What you should do:
Search the listing below for "duration". Copy each matching line.

↓↓↓

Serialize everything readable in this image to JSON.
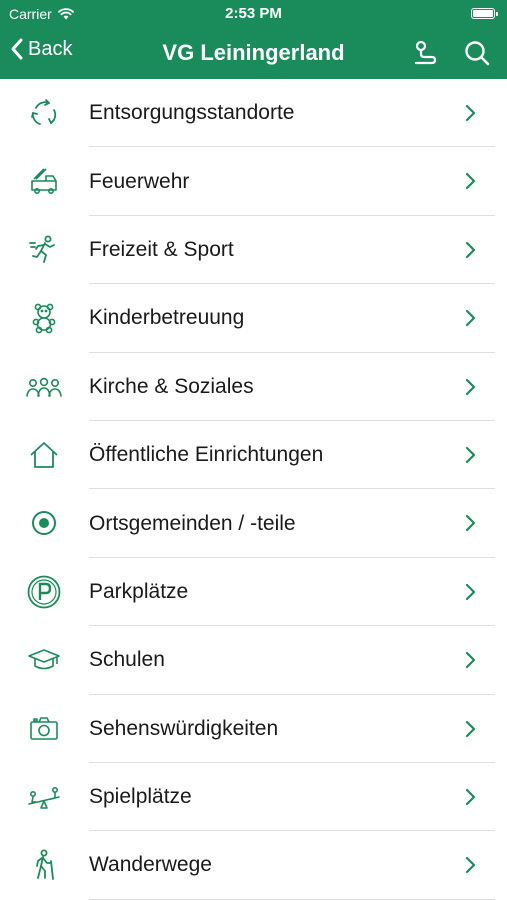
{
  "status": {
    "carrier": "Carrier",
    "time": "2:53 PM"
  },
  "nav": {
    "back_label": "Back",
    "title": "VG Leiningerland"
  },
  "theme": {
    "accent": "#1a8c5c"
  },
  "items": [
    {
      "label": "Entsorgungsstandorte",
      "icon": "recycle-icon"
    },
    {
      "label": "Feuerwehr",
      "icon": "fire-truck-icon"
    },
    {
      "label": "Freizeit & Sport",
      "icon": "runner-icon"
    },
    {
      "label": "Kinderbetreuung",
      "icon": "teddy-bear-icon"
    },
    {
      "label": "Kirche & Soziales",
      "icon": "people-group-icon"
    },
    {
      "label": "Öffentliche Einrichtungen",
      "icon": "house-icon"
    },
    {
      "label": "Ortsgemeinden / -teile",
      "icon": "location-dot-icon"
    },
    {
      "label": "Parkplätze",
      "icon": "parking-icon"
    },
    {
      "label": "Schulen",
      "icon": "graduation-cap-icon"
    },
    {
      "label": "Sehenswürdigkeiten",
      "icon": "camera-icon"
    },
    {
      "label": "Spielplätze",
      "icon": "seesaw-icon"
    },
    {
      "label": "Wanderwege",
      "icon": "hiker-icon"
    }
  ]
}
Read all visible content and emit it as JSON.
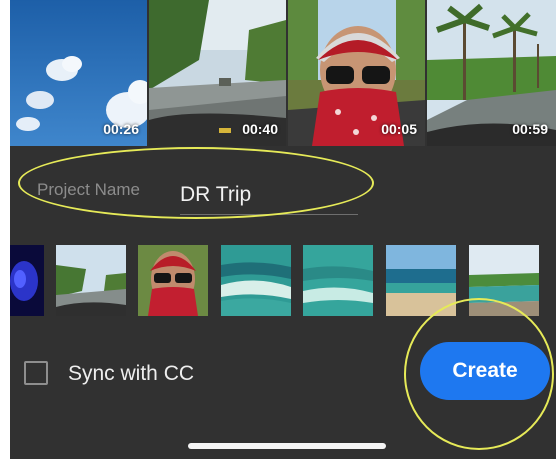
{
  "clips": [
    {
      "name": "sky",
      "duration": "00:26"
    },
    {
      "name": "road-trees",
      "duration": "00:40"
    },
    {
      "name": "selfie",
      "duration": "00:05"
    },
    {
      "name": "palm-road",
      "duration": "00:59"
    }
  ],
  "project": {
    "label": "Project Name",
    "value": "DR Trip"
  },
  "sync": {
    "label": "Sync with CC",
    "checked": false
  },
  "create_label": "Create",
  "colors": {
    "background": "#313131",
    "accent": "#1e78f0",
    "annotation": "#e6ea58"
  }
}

↑↑↑

Answer to this task:
      "duration": "00:26"
      "duration": "00:40"
      "duration": "00:05"
      "duration": "00:59"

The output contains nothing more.